* [Problems to work on]:
A – In the passage on the post-PC era, what does the Korean Ministry for Information and Communication's strategy aim to maintain?
B – Repeat word for word the part of the post-PC passage that runs from "Finally, the need" up to and including "death of the PC.".

* [Excerpted passage]:
######

Finally, the need for a huge, mega-powerful PC is getting harder to justify. Small, cheap information appliances based on Via's mini-ITX board, for example, can sit, silent and cool-running, out of sight in a cupboard, and handle much of the work that PCs traditionally do. Microsoft is betting a lot on the success of the Media Centre PC, which replaces a personal digital recorder and an MP3 storage/play unit - but which may not be any cheaper to run or install than several commercial PDR boxes.
So what are the alternatives? Far-seeing outfits like Xybernaut think that wearable electronics, and true mobility is the answer. Today, the wearable computing specialist has announced that it is setting up a Korean subsidiary, to take advantage of a Government sponsored development scheme based on little more than the death of the PC.
Korea is completely convinced that the day of the PC is over. Xybernaut said: "In a 2004 strategy document issued by the Korean Ministry for Information and Communication, the Republic of Korea created the IT839 Strategy and the 'Post-PC Era initiative' to maintain its leadership in information technology."
The plan is simple enough. Wearable computing, wireless and broadband everywhere, and RFID sensors to track the users and interface to them will be rolled out as quickly as possible.

######

* [Dataset excerpt]:
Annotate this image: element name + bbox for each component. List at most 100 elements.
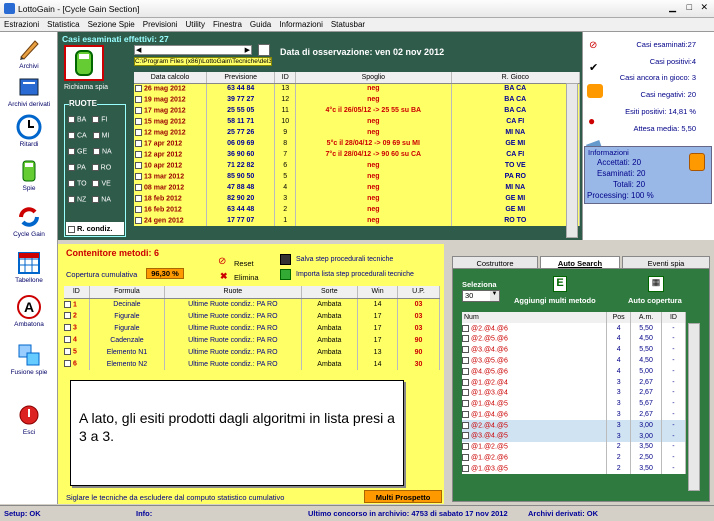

######

* [Exercise results]:
A – Korea's leadership in information technology.

B –
Finally, the need for a huge, mega-powerful PC is getting harder to justify. Small, cheap information appliances based on Via's mini-ITX board, for example, can sit, silent and cool-running, out of sight in a cupboard, and handle much of the work that PCs traditionally do. Microsoft is betting a lot on the success of the Media Centre PC, which replaces a personal digital recorder and an MP3 storage/play unit - but which may not be any cheaper to run or install than several commercial PDR boxes.
So what are the alternatives? Far-seeing outfits like Xybernaut think that wearable electronics, and true mobility is the answer. Today, the wearable computing specialist has announced that it is setting up a Korean subsidiary, to take advantage of a Government sponsored development scheme based on little more than the death of the PC.